TASK INSTRUCTIONS: Extract every line below that contains the word "choice".

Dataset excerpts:
+++
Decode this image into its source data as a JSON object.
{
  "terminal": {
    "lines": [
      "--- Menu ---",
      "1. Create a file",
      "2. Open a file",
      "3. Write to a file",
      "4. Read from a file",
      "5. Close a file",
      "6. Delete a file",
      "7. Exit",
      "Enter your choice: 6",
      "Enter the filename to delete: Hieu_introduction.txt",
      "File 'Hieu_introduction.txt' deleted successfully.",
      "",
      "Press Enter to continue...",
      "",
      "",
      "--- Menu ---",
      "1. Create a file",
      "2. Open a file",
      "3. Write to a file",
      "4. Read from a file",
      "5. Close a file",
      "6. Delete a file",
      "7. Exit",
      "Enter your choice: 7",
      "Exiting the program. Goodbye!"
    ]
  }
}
+++
EXERCISE RESULT:
      "Enter your choice: 6",
      "Enter your choice: 7",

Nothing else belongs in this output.